▶ **REQUIRED WORK**
Each line in the entries below that holds the string "WERF" is to be listed.
--------
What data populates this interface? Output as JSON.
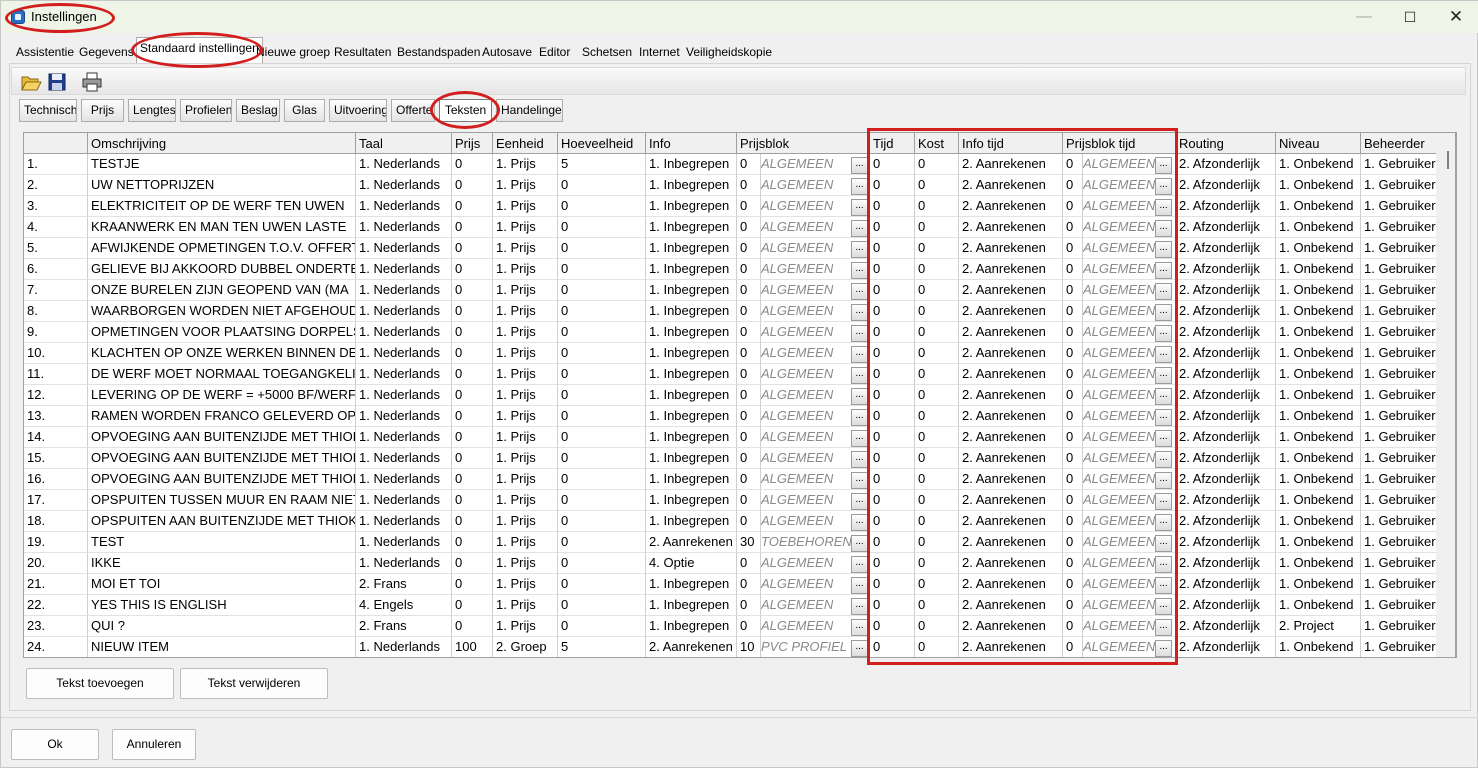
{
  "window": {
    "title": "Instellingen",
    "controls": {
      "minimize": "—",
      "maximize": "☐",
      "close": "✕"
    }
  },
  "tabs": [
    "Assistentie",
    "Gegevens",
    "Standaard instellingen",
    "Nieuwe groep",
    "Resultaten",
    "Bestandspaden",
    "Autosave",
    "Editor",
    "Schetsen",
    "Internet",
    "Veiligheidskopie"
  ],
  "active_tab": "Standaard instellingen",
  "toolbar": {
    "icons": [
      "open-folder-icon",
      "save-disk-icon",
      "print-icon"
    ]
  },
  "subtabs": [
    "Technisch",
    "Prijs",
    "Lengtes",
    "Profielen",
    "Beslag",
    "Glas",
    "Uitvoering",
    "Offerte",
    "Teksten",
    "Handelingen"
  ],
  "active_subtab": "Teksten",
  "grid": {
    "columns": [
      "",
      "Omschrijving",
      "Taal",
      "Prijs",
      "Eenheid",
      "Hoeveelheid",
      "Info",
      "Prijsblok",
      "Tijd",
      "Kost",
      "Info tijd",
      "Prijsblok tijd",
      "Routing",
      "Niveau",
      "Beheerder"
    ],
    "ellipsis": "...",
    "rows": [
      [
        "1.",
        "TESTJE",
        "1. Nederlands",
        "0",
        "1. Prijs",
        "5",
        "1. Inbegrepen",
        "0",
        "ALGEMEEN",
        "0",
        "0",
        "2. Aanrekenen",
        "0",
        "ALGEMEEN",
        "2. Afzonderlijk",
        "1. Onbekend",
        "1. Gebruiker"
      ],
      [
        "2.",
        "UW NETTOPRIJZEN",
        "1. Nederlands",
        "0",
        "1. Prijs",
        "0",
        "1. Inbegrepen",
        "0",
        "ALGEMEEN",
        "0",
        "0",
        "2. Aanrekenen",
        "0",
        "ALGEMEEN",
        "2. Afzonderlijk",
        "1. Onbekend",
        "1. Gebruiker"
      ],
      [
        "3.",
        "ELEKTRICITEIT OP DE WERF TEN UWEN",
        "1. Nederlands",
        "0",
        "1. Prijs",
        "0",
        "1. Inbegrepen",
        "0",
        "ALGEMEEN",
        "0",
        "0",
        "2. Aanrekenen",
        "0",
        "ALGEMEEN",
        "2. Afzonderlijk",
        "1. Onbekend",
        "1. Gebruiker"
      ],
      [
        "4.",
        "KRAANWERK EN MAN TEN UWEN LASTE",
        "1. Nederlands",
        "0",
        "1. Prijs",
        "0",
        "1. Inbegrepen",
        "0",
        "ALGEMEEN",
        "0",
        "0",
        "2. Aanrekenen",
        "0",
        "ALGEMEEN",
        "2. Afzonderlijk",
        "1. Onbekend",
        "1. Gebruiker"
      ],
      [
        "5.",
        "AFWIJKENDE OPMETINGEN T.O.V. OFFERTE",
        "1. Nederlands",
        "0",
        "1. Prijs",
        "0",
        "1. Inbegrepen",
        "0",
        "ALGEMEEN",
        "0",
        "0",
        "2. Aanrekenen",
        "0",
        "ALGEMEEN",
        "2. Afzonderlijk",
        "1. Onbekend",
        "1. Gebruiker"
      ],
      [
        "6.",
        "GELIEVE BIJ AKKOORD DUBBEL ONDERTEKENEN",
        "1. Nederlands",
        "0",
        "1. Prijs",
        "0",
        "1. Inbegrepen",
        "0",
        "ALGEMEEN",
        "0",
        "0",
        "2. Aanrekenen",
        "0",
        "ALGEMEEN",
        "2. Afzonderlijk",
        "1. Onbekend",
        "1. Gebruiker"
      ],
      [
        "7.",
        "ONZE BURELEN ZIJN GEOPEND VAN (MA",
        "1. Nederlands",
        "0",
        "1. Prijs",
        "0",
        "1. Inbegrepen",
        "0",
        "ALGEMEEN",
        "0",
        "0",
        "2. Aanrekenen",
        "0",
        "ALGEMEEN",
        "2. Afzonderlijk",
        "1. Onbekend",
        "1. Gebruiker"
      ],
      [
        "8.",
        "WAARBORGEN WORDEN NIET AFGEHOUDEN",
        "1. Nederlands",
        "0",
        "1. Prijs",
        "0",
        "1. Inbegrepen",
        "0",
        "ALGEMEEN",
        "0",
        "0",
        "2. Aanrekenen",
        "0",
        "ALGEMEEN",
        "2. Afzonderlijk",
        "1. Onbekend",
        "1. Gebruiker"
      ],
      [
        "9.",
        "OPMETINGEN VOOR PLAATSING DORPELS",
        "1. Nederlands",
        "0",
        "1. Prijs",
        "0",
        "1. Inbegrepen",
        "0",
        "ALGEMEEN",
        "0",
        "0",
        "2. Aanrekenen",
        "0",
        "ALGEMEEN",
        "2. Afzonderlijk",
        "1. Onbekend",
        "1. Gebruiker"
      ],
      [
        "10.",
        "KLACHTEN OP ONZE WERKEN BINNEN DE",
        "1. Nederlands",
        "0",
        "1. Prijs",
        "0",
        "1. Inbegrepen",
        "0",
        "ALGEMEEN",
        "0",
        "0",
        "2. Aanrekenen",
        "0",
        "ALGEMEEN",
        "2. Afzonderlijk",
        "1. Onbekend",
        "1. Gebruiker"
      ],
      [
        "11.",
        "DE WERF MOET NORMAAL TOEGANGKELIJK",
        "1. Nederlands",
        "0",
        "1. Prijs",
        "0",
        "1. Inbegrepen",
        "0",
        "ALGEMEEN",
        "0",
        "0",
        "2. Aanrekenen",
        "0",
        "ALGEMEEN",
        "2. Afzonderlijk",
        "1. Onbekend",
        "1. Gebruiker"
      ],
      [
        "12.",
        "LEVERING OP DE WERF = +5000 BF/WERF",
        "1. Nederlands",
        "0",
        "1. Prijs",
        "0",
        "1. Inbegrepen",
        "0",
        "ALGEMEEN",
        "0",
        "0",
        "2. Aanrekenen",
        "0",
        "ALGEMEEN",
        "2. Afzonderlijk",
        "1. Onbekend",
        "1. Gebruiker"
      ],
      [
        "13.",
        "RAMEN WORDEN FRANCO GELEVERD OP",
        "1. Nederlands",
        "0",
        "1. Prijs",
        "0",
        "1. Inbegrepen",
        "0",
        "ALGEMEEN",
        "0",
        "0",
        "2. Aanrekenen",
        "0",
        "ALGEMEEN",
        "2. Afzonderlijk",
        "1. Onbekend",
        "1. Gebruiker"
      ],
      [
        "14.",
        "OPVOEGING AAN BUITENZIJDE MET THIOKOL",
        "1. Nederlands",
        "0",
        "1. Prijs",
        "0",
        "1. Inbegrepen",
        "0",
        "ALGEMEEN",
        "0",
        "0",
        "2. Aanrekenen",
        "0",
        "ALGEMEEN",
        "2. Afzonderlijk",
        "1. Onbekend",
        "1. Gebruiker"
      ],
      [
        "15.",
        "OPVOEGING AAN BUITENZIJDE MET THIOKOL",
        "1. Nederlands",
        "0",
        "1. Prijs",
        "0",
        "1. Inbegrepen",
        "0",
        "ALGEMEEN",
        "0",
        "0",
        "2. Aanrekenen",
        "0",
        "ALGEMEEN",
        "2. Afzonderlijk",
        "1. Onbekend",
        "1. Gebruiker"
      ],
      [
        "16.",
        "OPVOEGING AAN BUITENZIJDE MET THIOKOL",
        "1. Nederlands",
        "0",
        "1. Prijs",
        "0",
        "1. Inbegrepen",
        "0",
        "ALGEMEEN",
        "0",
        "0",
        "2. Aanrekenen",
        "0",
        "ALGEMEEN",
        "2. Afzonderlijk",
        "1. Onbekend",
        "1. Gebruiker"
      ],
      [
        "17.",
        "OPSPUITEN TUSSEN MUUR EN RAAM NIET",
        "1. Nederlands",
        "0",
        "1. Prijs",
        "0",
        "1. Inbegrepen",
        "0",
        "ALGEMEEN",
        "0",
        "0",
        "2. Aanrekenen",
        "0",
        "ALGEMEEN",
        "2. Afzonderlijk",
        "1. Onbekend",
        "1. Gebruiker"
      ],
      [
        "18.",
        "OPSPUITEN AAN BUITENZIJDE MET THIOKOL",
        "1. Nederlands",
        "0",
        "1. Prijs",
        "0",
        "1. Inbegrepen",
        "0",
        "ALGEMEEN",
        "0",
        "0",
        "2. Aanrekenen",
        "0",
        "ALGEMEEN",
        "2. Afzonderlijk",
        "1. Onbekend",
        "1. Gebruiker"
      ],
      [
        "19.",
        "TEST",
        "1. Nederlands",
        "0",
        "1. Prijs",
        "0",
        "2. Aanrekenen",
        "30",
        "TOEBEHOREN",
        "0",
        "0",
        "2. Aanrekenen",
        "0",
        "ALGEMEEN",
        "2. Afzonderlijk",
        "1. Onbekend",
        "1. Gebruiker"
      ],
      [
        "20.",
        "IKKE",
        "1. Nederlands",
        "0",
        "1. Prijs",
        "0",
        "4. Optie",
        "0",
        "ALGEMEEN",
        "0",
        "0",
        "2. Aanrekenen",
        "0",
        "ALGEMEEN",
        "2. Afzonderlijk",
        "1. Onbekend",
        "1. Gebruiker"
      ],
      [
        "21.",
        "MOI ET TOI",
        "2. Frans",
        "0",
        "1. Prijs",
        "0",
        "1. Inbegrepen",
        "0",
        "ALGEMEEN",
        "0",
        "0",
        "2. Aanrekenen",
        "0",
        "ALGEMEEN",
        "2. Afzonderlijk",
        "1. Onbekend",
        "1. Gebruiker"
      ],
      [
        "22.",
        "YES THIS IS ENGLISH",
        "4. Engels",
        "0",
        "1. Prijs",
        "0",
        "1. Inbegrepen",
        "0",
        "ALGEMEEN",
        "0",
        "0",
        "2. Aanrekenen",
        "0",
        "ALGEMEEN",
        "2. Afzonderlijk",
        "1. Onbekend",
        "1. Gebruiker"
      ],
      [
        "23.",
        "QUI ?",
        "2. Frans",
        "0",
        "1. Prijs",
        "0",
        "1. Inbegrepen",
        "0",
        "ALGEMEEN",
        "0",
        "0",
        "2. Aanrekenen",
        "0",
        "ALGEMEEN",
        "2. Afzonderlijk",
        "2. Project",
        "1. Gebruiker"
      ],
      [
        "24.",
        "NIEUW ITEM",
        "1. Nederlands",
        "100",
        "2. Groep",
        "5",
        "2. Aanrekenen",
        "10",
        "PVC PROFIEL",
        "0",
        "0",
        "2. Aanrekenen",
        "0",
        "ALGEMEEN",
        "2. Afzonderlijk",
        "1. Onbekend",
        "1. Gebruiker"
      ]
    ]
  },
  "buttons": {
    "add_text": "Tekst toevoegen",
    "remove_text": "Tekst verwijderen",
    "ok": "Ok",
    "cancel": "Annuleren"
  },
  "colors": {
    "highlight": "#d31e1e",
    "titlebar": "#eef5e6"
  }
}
--------
▶ **SOLUTION FOR THIS EXERCISE**
        "ELEKTRICITEIT OP DE WERF TEN UWEN",
        "DE WERF MOET NORMAAL TOEGANGKELIJK",
        "LEVERING OP DE WERF = +5000 BF/WERF",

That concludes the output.